Out of the lines below, please list those that hold the string "drivers".

-- start DATASET ENTRIES --

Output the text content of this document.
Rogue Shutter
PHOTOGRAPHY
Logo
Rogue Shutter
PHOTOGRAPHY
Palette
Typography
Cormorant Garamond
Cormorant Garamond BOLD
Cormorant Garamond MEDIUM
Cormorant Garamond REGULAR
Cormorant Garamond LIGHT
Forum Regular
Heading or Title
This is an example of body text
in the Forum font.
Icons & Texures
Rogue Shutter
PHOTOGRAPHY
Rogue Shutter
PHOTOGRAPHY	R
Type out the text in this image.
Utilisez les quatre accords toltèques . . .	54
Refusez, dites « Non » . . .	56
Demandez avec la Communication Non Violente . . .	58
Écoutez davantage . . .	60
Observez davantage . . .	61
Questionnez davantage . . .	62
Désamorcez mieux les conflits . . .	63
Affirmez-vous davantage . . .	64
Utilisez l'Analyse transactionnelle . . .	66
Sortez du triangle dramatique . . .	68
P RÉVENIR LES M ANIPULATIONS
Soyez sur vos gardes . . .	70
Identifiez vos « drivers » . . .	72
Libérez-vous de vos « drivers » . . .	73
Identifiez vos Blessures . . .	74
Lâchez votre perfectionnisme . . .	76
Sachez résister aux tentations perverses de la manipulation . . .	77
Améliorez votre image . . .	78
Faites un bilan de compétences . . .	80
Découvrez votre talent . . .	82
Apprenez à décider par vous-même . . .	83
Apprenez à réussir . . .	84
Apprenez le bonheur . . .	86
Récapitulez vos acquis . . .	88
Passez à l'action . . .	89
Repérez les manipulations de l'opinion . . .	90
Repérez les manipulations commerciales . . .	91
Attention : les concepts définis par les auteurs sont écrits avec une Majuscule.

-- end DATASET ENTRIES --

RESULT FOR THIS TASK
Identifiez vos « drivers » . . .	72
Libérez-vous de vos « drivers » . . .	73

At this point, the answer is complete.